(Extracted records)
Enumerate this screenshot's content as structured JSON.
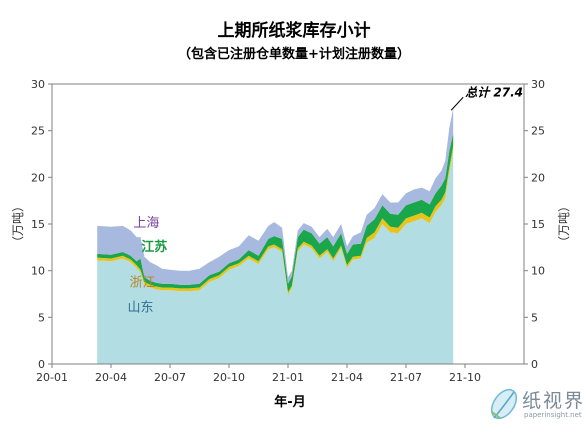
{
  "chart_data": {
    "type": "area",
    "stacked": true,
    "title": "上期所纸浆库存小计",
    "subtitle": "（包含已注册仓单数量+计划注册数量）",
    "xlabel": "年-月",
    "ylabel_left": "（万吨）",
    "ylabel_right": "（万吨）",
    "ylim": [
      0,
      30
    ],
    "y_ticks": [
      0,
      5,
      10,
      15,
      20,
      25,
      30
    ],
    "x_ticks": [
      {
        "label": "20-01",
        "t": 0
      },
      {
        "label": "20-04",
        "t": 3
      },
      {
        "label": "20-07",
        "t": 6
      },
      {
        "label": "20-10",
        "t": 9
      },
      {
        "label": "21-01",
        "t": 12
      },
      {
        "label": "21-04",
        "t": 15
      },
      {
        "label": "21-07",
        "t": 18
      },
      {
        "label": "21-10",
        "t": 21
      }
    ],
    "x_range": [
      0,
      24
    ],
    "grid": false,
    "series": [
      {
        "name": "山东",
        "color": "#b1dde3",
        "label_color": "#2e6f95"
      },
      {
        "name": "浙江",
        "color": "#e8c41a",
        "label_color": "#b8862b"
      },
      {
        "name": "江苏",
        "color": "#1aa64a",
        "label_color": "#1a9a40"
      },
      {
        "name": "上海",
        "color": "#a7b9df",
        "label_color": "#7b3f9e"
      }
    ],
    "x": [
      2.3,
      3.0,
      3.6,
      4.0,
      4.3,
      4.5,
      4.7,
      5.0,
      5.3,
      5.6,
      6.0,
      6.5,
      7.0,
      7.5,
      8.0,
      8.5,
      9.0,
      9.5,
      10.0,
      10.5,
      11.0,
      11.3,
      11.7,
      12.0,
      12.2,
      12.5,
      12.8,
      13.2,
      13.6,
      14.0,
      14.3,
      14.7,
      15.0,
      15.3,
      15.7,
      16.0,
      16.4,
      16.8,
      17.2,
      17.6,
      18.0,
      18.4,
      18.8,
      19.2,
      19.5,
      19.8,
      20.0,
      20.2,
      20.4
    ],
    "values": {
      "山东": [
        11.1,
        11.0,
        11.3,
        10.9,
        10.3,
        9.8,
        8.5,
        8.2,
        8.0,
        7.9,
        7.9,
        7.8,
        7.8,
        7.9,
        8.8,
        9.2,
        10.1,
        10.5,
        11.3,
        10.7,
        12.3,
        12.5,
        12.0,
        7.4,
        8.1,
        12.1,
        12.8,
        12.4,
        11.3,
        12.0,
        11.0,
        12.4,
        10.3,
        11.2,
        11.3,
        13.0,
        13.5,
        15.0,
        14.1,
        14.0,
        15.0,
        15.3,
        15.6,
        15.1,
        16.3,
        17.0,
        17.8,
        20.5,
        22.8
      ],
      "浙江": [
        0.3,
        0.3,
        0.3,
        0.3,
        0.3,
        0.3,
        0.3,
        0.3,
        0.3,
        0.3,
        0.3,
        0.3,
        0.3,
        0.3,
        0.3,
        0.3,
        0.3,
        0.3,
        0.3,
        0.3,
        0.3,
        0.3,
        0.3,
        0.3,
        0.3,
        0.3,
        0.3,
        0.3,
        0.3,
        0.3,
        0.3,
        0.3,
        0.3,
        0.3,
        0.3,
        0.5,
        0.6,
        0.6,
        0.6,
        0.6,
        0.6,
        0.6,
        0.6,
        0.6,
        0.6,
        0.6,
        0.6,
        0.6,
        0.6
      ],
      "江苏": [
        0.4,
        0.4,
        0.4,
        0.4,
        0.4,
        1.2,
        0.5,
        0.4,
        0.4,
        0.4,
        0.4,
        0.4,
        0.4,
        0.4,
        0.4,
        0.4,
        0.4,
        0.4,
        0.6,
        0.6,
        0.8,
        0.9,
        1.1,
        0.9,
        1.0,
        1.2,
        1.3,
        1.3,
        1.3,
        1.3,
        1.3,
        1.3,
        1.2,
        1.3,
        1.3,
        1.3,
        1.4,
        1.4,
        1.4,
        1.4,
        1.4,
        1.4,
        1.4,
        1.4,
        1.4,
        1.5,
        1.5,
        1.7,
        1.3
      ],
      "上海": [
        3.0,
        3.0,
        2.8,
        2.7,
        2.6,
        2.3,
        2.2,
        2.0,
        1.9,
        1.6,
        1.5,
        1.5,
        1.5,
        1.6,
        1.4,
        1.6,
        1.4,
        1.4,
        1.6,
        1.6,
        1.4,
        1.5,
        1.2,
        0.7,
        0.6,
        0.7,
        0.7,
        0.7,
        0.7,
        0.9,
        1.0,
        1.0,
        0.8,
        0.9,
        1.2,
        1.2,
        1.2,
        1.2,
        1.2,
        1.3,
        1.3,
        1.4,
        1.3,
        1.4,
        1.6,
        1.6,
        1.9,
        2.5,
        2.7
      ]
    },
    "annotation": {
      "text": "总计 27.4",
      "x": 20.4,
      "y": 27.4
    }
  },
  "logo": {
    "text": "纸视界",
    "url": "paperinsight.net"
  }
}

*What the task requires:* Your copy should repeat each entry above exactly but contain no pictures.

*Written response:*
Enumerate this screenshot's content as structured JSON.
{
  "chart_data": {
    "type": "area",
    "stacked": true,
    "title": "上期所纸浆库存小计",
    "subtitle": "（包含已注册仓单数量+计划注册数量）",
    "xlabel": "年-月",
    "ylabel_left": "（万吨）",
    "ylabel_right": "（万吨）",
    "ylim": [
      0,
      30
    ],
    "y_ticks": [
      0,
      5,
      10,
      15,
      20,
      25,
      30
    ],
    "x_ticks": [
      {
        "label": "20-01",
        "t": 0
      },
      {
        "label": "20-04",
        "t": 3
      },
      {
        "label": "20-07",
        "t": 6
      },
      {
        "label": "20-10",
        "t": 9
      },
      {
        "label": "21-01",
        "t": 12
      },
      {
        "label": "21-04",
        "t": 15
      },
      {
        "label": "21-07",
        "t": 18
      },
      {
        "label": "21-10",
        "t": 21
      }
    ],
    "x_range": [
      0,
      24
    ],
    "grid": false,
    "series": [
      {
        "name": "山东",
        "color": "#b1dde3",
        "label_color": "#2e6f95"
      },
      {
        "name": "浙江",
        "color": "#e8c41a",
        "label_color": "#b8862b"
      },
      {
        "name": "江苏",
        "color": "#1aa64a",
        "label_color": "#1a9a40"
      },
      {
        "name": "上海",
        "color": "#a7b9df",
        "label_color": "#7b3f9e"
      }
    ],
    "x": [
      2.3,
      3.0,
      3.6,
      4.0,
      4.3,
      4.5,
      4.7,
      5.0,
      5.3,
      5.6,
      6.0,
      6.5,
      7.0,
      7.5,
      8.0,
      8.5,
      9.0,
      9.5,
      10.0,
      10.5,
      11.0,
      11.3,
      11.7,
      12.0,
      12.2,
      12.5,
      12.8,
      13.2,
      13.6,
      14.0,
      14.3,
      14.7,
      15.0,
      15.3,
      15.7,
      16.0,
      16.4,
      16.8,
      17.2,
      17.6,
      18.0,
      18.4,
      18.8,
      19.2,
      19.5,
      19.8,
      20.0,
      20.2,
      20.4
    ],
    "values": {
      "山东": [
        11.1,
        11.0,
        11.3,
        10.9,
        10.3,
        9.8,
        8.5,
        8.2,
        8.0,
        7.9,
        7.9,
        7.8,
        7.8,
        7.9,
        8.8,
        9.2,
        10.1,
        10.5,
        11.3,
        10.7,
        12.3,
        12.5,
        12.0,
        7.4,
        8.1,
        12.1,
        12.8,
        12.4,
        11.3,
        12.0,
        11.0,
        12.4,
        10.3,
        11.2,
        11.3,
        13.0,
        13.5,
        15.0,
        14.1,
        14.0,
        15.0,
        15.3,
        15.6,
        15.1,
        16.3,
        17.0,
        17.8,
        20.5,
        22.8
      ],
      "浙江": [
        0.3,
        0.3,
        0.3,
        0.3,
        0.3,
        0.3,
        0.3,
        0.3,
        0.3,
        0.3,
        0.3,
        0.3,
        0.3,
        0.3,
        0.3,
        0.3,
        0.3,
        0.3,
        0.3,
        0.3,
        0.3,
        0.3,
        0.3,
        0.3,
        0.3,
        0.3,
        0.3,
        0.3,
        0.3,
        0.3,
        0.3,
        0.3,
        0.3,
        0.3,
        0.3,
        0.5,
        0.6,
        0.6,
        0.6,
        0.6,
        0.6,
        0.6,
        0.6,
        0.6,
        0.6,
        0.6,
        0.6,
        0.6,
        0.6
      ],
      "江苏": [
        0.4,
        0.4,
        0.4,
        0.4,
        0.4,
        1.2,
        0.5,
        0.4,
        0.4,
        0.4,
        0.4,
        0.4,
        0.4,
        0.4,
        0.4,
        0.4,
        0.4,
        0.4,
        0.6,
        0.6,
        0.8,
        0.9,
        1.1,
        0.9,
        1.0,
        1.2,
        1.3,
        1.3,
        1.3,
        1.3,
        1.3,
        1.3,
        1.2,
        1.3,
        1.3,
        1.3,
        1.4,
        1.4,
        1.4,
        1.4,
        1.4,
        1.4,
        1.4,
        1.4,
        1.4,
        1.5,
        1.5,
        1.7,
        1.3
      ],
      "上海": [
        3.0,
        3.0,
        2.8,
        2.7,
        2.6,
        2.3,
        2.2,
        2.0,
        1.9,
        1.6,
        1.5,
        1.5,
        1.5,
        1.6,
        1.4,
        1.6,
        1.4,
        1.4,
        1.6,
        1.6,
        1.4,
        1.5,
        1.2,
        0.7,
        0.6,
        0.7,
        0.7,
        0.7,
        0.7,
        0.9,
        1.0,
        1.0,
        0.8,
        0.9,
        1.2,
        1.2,
        1.2,
        1.2,
        1.2,
        1.3,
        1.3,
        1.4,
        1.3,
        1.4,
        1.6,
        1.6,
        1.9,
        2.5,
        2.7
      ]
    },
    "annotation": {
      "text": "总计 27.4",
      "x": 20.4,
      "y": 27.4
    }
  },
  "logo": {
    "text": "纸视界",
    "url": "paperinsight.net"
  }
}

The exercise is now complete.